Search the listing for "Jolanda" and copy every line where it appears.

>> Start Data to process

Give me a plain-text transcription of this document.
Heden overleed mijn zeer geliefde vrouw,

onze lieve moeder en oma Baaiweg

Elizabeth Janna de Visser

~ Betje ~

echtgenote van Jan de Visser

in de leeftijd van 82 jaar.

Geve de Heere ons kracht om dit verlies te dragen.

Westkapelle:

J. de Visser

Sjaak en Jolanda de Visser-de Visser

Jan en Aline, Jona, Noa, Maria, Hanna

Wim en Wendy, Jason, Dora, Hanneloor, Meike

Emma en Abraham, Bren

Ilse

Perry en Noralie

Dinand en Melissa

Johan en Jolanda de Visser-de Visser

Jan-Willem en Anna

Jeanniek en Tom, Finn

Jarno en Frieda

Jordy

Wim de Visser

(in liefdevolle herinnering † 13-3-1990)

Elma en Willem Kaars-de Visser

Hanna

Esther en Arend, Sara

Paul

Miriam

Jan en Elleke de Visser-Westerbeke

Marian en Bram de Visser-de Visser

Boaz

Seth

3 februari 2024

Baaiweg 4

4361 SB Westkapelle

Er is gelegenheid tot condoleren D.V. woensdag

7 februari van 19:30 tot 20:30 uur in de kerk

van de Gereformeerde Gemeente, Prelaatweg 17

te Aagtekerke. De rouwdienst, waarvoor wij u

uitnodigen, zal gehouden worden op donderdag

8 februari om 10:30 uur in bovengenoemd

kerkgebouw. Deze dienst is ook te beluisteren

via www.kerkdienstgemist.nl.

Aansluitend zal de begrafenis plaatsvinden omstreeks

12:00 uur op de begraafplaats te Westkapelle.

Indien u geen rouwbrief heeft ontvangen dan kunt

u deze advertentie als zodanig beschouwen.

>> End Data to process

# Correct output
Sjaak en Jolanda de Visser-de Visser
Johan en Jolanda de Visser-de Visser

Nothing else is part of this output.